Search the listing for "ffffff" and copy every line where it appears.

Information shown:
__________

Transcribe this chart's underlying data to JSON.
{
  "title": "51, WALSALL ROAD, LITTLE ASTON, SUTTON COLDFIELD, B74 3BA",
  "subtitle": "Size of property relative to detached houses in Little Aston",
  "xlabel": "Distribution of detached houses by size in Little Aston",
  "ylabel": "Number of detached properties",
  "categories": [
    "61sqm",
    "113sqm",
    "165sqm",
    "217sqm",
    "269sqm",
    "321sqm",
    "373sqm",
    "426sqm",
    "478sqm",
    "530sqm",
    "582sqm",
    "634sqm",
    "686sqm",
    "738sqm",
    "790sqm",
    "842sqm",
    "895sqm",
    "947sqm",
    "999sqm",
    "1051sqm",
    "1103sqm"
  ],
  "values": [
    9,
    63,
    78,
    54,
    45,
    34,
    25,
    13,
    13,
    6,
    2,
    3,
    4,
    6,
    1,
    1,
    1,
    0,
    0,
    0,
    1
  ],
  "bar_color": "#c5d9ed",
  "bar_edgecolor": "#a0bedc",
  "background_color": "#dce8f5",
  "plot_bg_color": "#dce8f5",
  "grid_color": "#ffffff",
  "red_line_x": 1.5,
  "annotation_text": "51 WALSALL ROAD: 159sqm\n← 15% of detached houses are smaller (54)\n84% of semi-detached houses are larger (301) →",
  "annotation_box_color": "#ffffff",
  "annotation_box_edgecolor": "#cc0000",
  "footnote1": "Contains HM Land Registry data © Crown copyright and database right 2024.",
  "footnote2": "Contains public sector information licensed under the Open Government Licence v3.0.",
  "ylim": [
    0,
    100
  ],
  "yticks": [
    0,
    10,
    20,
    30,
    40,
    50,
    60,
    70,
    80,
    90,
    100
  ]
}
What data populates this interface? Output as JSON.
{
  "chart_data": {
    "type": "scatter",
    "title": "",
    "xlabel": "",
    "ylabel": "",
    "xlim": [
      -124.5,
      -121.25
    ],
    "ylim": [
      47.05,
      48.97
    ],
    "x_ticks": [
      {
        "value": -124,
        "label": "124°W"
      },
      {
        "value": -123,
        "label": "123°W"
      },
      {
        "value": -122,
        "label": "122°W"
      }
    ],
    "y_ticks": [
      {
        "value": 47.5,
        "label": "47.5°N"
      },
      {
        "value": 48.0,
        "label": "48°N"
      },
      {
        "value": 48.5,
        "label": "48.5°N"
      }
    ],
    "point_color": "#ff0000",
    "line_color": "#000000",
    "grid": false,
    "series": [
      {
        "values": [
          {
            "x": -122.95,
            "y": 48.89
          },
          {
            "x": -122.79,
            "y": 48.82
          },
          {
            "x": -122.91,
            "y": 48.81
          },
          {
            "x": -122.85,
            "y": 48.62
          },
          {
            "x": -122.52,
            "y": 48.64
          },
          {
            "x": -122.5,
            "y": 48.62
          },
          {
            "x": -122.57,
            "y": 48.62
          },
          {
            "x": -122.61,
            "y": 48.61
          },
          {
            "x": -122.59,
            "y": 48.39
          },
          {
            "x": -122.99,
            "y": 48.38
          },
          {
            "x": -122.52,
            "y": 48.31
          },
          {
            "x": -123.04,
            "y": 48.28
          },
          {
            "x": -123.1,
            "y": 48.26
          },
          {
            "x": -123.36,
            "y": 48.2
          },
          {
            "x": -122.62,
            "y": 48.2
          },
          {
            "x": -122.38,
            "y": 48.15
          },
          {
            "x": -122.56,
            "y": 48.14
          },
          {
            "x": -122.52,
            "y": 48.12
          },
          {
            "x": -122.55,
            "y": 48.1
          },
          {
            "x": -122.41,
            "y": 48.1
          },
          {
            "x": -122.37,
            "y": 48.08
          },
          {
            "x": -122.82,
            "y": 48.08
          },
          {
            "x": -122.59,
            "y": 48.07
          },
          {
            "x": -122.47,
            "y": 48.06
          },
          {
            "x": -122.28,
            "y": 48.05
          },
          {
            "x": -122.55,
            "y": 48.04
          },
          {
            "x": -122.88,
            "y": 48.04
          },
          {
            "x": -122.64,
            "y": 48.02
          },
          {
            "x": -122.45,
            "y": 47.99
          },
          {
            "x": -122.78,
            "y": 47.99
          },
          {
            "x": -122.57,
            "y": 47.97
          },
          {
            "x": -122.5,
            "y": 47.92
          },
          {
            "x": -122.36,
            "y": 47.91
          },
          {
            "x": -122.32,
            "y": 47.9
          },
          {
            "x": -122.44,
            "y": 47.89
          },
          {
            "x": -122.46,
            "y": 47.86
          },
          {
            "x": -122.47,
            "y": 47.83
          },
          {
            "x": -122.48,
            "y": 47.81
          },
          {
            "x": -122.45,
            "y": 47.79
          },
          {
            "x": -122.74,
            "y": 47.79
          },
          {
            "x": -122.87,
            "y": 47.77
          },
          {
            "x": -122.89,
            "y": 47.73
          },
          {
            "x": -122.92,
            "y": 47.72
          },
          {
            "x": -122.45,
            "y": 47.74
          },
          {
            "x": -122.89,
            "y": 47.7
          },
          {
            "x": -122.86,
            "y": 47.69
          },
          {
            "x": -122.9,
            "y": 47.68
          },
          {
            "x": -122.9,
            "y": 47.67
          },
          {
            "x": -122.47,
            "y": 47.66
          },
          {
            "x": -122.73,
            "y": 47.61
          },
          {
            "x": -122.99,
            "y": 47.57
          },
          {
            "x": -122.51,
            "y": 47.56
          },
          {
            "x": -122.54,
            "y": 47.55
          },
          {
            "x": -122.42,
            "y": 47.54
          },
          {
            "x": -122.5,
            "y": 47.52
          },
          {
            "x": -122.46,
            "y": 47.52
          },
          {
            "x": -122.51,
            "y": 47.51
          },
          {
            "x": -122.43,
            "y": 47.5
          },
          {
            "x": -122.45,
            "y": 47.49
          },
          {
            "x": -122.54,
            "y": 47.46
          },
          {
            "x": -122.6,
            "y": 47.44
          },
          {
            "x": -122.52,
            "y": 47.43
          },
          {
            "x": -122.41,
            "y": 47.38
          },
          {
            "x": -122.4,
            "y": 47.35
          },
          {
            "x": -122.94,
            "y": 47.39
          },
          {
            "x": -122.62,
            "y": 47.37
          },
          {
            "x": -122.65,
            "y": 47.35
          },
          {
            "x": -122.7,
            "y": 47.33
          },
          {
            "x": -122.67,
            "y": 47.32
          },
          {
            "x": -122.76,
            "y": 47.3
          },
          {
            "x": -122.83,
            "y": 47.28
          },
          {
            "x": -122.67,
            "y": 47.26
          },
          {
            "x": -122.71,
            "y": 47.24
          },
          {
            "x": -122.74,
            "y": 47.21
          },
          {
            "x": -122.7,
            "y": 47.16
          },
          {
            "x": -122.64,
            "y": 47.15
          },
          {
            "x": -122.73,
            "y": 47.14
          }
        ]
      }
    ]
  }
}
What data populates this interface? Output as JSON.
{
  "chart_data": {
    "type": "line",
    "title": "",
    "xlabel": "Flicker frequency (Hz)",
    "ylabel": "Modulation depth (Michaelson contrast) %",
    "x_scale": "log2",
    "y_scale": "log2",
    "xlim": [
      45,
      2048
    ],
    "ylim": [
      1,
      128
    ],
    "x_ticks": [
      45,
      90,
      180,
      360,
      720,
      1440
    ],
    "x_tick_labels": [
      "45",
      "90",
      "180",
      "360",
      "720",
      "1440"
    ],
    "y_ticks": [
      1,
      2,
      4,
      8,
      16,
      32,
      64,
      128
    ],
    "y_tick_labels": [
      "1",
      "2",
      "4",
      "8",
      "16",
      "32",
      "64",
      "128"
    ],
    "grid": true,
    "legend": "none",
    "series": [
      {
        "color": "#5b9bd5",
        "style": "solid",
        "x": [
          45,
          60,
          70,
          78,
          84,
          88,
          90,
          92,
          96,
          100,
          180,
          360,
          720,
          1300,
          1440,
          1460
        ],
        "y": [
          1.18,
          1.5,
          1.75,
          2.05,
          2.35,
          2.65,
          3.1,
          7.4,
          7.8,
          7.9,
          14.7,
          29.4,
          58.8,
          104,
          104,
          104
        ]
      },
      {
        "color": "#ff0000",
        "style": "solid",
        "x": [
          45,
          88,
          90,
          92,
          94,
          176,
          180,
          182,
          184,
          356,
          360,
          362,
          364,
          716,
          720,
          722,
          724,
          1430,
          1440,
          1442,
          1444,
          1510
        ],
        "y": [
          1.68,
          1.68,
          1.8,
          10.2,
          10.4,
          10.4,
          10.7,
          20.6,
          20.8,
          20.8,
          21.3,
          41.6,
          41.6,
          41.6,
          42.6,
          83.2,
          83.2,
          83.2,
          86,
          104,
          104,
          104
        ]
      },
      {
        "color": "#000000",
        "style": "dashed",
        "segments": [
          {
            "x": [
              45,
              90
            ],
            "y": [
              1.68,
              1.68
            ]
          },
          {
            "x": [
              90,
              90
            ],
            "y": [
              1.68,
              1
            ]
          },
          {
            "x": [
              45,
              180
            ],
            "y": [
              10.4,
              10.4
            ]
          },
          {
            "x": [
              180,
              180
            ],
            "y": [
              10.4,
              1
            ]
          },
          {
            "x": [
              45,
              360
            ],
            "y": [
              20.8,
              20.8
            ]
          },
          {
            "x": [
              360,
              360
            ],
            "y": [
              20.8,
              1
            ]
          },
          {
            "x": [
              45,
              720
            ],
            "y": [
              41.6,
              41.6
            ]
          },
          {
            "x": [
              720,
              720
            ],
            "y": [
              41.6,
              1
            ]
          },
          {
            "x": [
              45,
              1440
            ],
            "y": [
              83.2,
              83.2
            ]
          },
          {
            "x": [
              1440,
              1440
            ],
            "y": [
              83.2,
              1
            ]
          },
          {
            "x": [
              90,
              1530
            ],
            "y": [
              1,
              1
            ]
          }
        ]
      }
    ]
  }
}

__________

Result of the task:
  "grid_color": "#ffffff",
  "annotation_box_color": "#ffffff",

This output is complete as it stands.